Extracted records
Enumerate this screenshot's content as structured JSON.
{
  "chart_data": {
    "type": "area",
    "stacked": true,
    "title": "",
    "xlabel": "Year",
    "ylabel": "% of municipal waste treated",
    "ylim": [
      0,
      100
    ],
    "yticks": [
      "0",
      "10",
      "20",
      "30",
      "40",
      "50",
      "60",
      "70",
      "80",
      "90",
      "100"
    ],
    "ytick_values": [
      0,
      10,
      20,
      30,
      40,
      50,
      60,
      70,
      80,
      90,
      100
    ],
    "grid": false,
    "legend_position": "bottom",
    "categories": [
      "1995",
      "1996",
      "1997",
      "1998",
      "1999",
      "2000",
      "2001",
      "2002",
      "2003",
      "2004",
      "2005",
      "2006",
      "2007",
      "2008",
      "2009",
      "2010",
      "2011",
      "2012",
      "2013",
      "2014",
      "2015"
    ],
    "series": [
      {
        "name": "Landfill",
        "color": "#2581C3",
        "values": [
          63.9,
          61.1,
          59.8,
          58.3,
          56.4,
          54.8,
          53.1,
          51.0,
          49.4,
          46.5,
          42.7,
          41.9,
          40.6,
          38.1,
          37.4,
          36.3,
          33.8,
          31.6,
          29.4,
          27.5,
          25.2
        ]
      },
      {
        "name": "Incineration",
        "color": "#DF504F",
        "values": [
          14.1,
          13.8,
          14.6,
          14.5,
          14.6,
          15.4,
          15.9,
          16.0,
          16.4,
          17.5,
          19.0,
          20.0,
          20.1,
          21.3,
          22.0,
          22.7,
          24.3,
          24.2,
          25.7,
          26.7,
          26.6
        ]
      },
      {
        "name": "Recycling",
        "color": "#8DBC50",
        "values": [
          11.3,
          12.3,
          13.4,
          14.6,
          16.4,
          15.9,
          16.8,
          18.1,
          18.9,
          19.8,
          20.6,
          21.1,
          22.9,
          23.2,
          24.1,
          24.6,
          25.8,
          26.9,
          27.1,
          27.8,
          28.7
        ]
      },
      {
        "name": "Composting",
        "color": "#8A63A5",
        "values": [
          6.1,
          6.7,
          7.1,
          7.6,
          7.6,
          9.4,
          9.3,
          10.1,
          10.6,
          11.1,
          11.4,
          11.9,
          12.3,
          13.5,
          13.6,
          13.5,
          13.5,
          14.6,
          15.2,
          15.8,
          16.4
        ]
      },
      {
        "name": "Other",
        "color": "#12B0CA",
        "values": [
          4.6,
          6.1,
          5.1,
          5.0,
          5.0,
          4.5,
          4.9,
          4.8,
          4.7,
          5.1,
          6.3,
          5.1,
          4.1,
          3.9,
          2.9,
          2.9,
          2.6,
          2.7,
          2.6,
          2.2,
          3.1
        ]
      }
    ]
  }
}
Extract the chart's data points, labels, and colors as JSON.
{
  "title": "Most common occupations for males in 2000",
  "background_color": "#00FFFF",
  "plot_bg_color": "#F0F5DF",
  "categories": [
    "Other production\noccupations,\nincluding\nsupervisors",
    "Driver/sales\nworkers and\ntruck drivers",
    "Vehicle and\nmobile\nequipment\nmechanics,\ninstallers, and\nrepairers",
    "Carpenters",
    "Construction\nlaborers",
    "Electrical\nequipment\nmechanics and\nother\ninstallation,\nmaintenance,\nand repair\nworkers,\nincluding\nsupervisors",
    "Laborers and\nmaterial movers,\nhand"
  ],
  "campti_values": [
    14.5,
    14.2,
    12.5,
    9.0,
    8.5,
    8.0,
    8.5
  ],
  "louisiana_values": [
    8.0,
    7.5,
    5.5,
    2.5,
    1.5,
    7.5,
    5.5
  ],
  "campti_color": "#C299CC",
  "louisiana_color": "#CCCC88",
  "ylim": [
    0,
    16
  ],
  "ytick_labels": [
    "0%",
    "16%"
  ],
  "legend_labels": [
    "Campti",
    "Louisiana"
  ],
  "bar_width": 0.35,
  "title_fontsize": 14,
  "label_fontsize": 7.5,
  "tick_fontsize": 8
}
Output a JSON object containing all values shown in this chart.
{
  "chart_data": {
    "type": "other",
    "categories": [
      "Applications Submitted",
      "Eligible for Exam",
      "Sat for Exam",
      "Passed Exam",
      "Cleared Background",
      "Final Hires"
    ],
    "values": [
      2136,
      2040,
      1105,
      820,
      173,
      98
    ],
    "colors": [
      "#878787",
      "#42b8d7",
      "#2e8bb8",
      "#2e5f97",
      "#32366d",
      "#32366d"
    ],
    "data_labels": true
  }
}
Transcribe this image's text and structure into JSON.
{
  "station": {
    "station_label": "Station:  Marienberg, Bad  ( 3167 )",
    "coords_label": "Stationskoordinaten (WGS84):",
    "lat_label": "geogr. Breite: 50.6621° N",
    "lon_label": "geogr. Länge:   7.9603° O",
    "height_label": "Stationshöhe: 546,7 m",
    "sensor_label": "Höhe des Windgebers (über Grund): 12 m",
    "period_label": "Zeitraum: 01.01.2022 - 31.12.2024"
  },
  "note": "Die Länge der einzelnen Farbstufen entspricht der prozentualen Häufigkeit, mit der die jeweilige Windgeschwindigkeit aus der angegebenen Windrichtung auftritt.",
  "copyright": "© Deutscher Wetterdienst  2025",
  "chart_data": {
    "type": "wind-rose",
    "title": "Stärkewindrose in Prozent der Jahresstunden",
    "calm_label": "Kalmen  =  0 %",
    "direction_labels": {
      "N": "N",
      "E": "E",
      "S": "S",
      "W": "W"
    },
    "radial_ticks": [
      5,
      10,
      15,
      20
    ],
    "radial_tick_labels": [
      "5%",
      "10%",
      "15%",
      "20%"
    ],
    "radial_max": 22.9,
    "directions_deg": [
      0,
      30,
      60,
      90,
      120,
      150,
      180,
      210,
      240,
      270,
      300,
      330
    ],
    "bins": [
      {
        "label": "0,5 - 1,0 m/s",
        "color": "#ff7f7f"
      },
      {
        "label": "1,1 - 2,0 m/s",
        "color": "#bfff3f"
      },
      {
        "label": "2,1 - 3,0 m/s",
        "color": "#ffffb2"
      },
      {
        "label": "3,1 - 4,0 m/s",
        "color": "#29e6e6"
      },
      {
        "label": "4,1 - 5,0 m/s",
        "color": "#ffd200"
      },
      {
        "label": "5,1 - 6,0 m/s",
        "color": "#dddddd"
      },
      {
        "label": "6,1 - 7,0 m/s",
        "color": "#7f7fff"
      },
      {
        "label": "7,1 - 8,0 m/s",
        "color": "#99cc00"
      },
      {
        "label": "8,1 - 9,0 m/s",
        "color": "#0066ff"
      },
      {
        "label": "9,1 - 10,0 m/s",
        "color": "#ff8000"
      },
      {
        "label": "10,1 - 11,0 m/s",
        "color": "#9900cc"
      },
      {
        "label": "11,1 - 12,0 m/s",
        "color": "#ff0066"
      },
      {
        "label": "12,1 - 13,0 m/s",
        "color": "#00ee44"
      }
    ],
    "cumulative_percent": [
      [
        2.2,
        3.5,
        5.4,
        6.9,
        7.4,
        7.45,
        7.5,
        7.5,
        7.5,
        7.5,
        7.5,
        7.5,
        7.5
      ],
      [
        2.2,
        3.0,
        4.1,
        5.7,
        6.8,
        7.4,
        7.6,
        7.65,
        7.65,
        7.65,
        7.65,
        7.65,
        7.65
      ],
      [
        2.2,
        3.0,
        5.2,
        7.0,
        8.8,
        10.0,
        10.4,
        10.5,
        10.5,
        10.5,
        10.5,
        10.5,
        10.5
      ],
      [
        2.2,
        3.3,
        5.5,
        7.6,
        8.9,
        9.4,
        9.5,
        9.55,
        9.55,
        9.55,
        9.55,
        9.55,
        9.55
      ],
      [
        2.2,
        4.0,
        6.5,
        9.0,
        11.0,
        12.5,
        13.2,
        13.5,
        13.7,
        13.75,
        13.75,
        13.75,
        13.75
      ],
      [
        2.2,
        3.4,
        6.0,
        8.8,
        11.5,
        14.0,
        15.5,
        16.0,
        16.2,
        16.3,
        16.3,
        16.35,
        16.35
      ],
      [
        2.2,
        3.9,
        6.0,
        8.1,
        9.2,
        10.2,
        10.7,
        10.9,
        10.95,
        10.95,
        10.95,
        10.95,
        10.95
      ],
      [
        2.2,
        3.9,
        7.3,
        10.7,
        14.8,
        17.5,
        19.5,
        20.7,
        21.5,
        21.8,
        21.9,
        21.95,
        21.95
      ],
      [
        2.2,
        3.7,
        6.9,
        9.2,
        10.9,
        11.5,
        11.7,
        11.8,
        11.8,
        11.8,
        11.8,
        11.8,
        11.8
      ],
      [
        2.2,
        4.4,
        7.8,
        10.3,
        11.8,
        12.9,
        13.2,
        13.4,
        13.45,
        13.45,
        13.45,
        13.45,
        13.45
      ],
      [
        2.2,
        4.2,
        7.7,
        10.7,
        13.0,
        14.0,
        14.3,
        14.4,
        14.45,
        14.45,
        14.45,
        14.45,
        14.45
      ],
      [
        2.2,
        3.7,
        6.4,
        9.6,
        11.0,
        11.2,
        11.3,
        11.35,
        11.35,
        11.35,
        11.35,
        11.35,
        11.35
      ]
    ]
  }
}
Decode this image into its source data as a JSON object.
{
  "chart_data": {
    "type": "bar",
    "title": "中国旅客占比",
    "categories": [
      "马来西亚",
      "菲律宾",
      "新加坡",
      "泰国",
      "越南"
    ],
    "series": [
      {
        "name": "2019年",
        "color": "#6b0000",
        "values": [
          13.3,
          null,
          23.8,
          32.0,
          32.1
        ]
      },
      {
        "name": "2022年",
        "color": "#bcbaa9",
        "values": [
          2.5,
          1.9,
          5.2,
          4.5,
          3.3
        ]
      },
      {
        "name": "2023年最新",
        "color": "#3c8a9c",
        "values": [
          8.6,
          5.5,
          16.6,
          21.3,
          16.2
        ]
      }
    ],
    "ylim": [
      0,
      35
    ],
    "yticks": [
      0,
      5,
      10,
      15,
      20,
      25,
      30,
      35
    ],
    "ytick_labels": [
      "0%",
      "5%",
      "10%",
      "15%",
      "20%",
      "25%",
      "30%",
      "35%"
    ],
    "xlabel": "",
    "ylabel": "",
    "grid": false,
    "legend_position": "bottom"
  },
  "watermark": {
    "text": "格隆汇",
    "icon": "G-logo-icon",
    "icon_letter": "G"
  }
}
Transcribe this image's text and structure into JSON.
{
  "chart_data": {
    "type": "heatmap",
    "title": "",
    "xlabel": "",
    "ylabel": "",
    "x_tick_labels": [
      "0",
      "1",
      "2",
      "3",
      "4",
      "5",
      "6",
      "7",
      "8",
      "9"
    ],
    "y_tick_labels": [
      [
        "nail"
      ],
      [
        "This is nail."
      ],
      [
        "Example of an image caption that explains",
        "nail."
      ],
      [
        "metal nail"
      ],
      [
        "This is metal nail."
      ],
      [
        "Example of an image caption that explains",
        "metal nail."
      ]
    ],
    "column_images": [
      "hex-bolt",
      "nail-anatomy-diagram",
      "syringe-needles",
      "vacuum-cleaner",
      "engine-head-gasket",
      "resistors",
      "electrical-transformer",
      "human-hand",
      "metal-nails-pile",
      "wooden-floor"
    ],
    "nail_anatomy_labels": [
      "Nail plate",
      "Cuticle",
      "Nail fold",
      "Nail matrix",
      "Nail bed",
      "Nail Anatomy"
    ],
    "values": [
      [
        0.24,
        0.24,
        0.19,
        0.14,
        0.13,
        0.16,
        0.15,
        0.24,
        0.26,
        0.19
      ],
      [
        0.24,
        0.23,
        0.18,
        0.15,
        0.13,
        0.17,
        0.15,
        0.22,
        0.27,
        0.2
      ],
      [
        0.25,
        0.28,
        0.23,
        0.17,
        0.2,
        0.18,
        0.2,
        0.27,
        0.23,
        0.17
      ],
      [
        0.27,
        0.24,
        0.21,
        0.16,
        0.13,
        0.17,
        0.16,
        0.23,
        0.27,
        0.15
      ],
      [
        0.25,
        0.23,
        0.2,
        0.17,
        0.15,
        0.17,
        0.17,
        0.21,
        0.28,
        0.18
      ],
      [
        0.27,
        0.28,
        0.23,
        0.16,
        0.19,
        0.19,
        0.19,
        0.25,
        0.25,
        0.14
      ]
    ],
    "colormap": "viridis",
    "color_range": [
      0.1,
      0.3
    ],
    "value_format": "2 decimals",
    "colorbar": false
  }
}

PROBLEM >> Filter the entries down to the lines with the word "type" in them.

SOLUTION TO THE EXERCISE >>
    "type": "area",
    "type": "other",
    "type": "wind-rose",
    "type": "bar",
    "type": "heatmap",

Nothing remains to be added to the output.